## Begin Dataset records

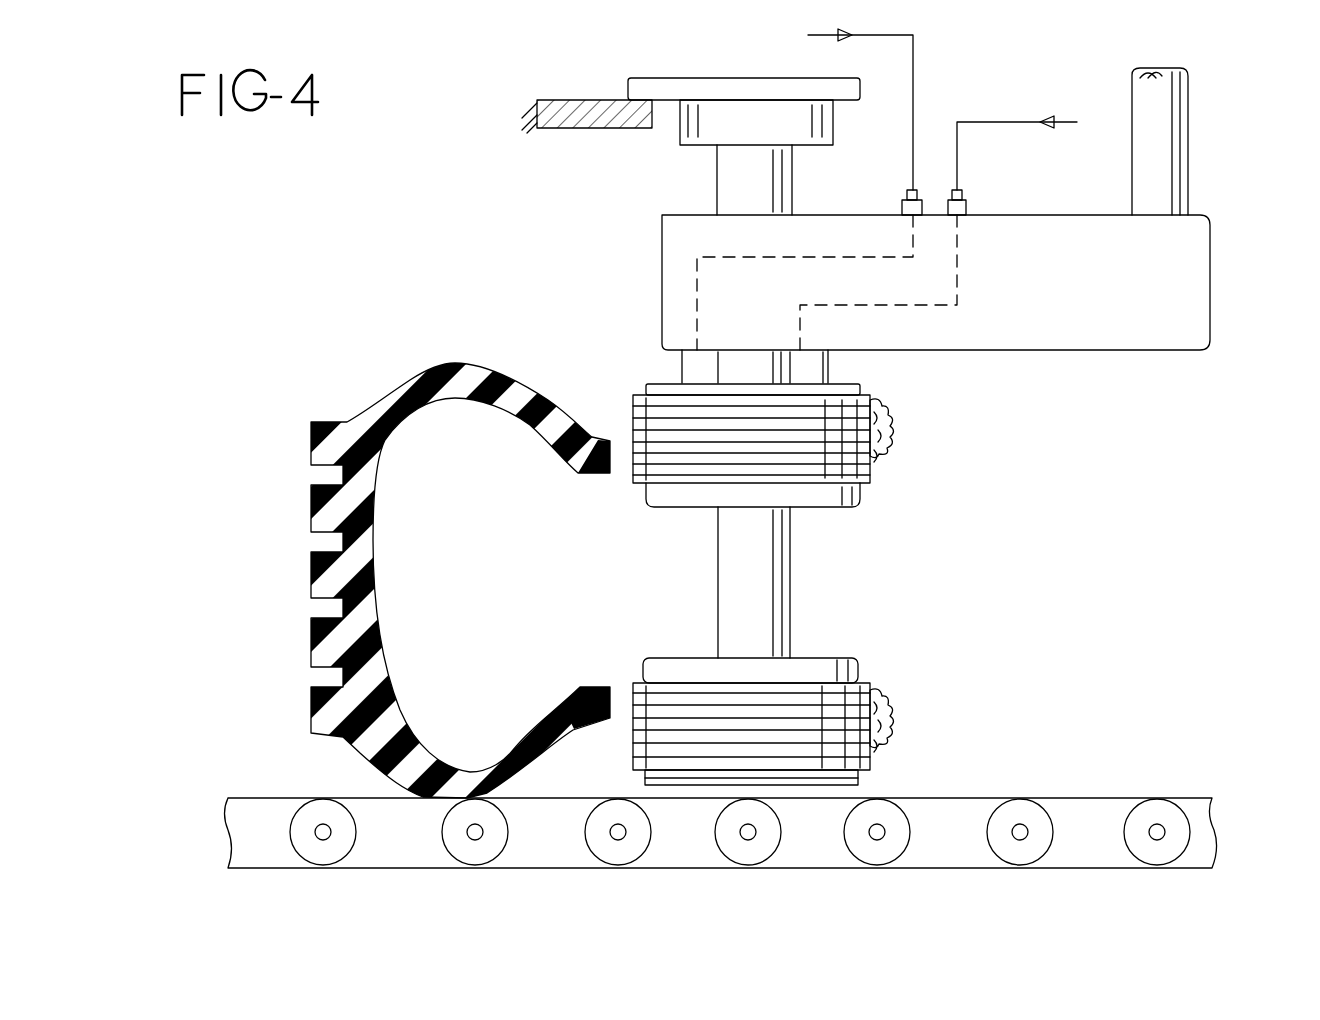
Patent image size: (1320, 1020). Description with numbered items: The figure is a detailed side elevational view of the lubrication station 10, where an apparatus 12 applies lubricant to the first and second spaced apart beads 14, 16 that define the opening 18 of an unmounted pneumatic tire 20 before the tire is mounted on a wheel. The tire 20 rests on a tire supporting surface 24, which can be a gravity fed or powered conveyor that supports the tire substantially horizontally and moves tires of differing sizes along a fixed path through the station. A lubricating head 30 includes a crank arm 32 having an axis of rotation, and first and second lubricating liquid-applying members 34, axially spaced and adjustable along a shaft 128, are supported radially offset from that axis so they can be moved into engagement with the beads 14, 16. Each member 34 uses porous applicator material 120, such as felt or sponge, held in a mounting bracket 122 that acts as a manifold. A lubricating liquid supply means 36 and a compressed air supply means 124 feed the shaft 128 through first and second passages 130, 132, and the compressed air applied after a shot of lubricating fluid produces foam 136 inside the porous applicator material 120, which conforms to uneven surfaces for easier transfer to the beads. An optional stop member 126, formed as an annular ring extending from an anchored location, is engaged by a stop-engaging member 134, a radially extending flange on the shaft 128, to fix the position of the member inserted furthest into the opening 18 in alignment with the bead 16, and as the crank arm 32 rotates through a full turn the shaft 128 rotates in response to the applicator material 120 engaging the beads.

The lubrication station 10 is at (1205, 597).
The apparatus 12 is at (671, 113).
The first bead 14 is at (612, 460).
The second bead 16 is at (612, 702).
The opening 18 is at (608, 415).
The unmounted pneumatic tire 20 is at (311, 495).
The tire supporting surface 24 is at (1020, 797).
The lubricating head 30 is at (1202, 120).
The crank arm 32 is at (1195, 232).
The lubricating liquid-applying member 34 is at (830, 507).
The lubricating liquid supply means 36 is at (1050, 118).
The porous applicator material 120 is at (839, 631).
The mounting bracket 122 is at (848, 383).
The compressed air supply means 124 is at (850, 22).
The stop member 126 is at (572, 122).
The shaft 128 is at (735, 172).
The first passage 130 is at (735, 256).
The second passage 132 is at (957, 262).
The stop-engaging member 134 is at (643, 82).
The foam 136 is at (890, 446).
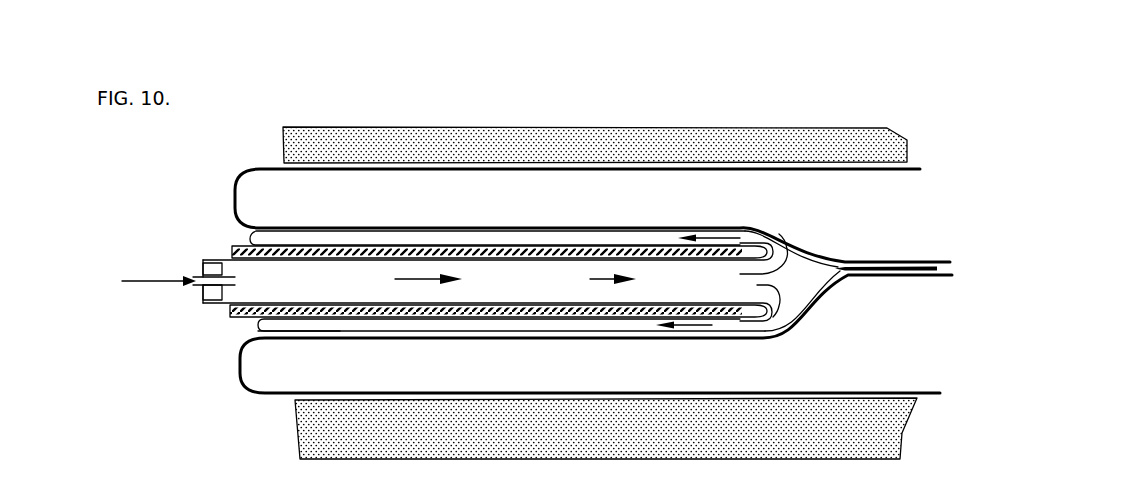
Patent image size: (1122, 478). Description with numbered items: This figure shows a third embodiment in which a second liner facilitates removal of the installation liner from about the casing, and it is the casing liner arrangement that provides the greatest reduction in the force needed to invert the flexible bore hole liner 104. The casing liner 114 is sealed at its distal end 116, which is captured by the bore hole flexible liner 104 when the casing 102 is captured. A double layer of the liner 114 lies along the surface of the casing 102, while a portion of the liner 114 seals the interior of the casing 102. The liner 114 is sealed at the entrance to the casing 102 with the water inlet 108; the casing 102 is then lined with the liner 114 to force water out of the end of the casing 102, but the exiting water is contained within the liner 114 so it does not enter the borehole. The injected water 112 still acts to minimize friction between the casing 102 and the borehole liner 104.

The casing 102 is at (231, 252).
The flexible bore hole liner 104 is at (234, 192).
The water inlet 108 is at (199, 284).
The injected water 112 is at (140, 281).
The casing liner 114 is at (258, 324).
The distal end 116 is at (897, 266).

## End Dataset records

Brief: Reproduce the stretch from the line containing "Patent image size: (1122, 478)." through the end of the material above.

Answer:
Patent image size: (1122, 478). Description with numbered items: This figure shows a third embodiment in which a second liner facilitates removal of the installation liner from about the casing, and it is the casing liner arrangement that provides the greatest reduction in the force needed to invert the flexible bore hole liner 104. The casing liner 114 is sealed at its distal end 116, which is captured by the bore hole flexible liner 104 when the casing 102 is captured. A double layer of the liner 114 lies along the surface of the casing 102, while a portion of the liner 114 seals the interior of the casing 102. The liner 114 is sealed at the entrance to the casing 102 with the water inlet 108; the casing 102 is then lined with the liner 114 to force water out of the end of the casing 102, but the exiting water is contained within the liner 114 so it does not enter the borehole. The injected water 112 still acts to minimize friction between the casing 102 and the borehole liner 104.

The casing 102 is at (231, 252).
The flexible bore hole liner 104 is at (234, 192).
The water inlet 108 is at (199, 284).
The injected water 112 is at (140, 281).
The casing liner 114 is at (258, 324).
The distal end 116 is at (897, 266).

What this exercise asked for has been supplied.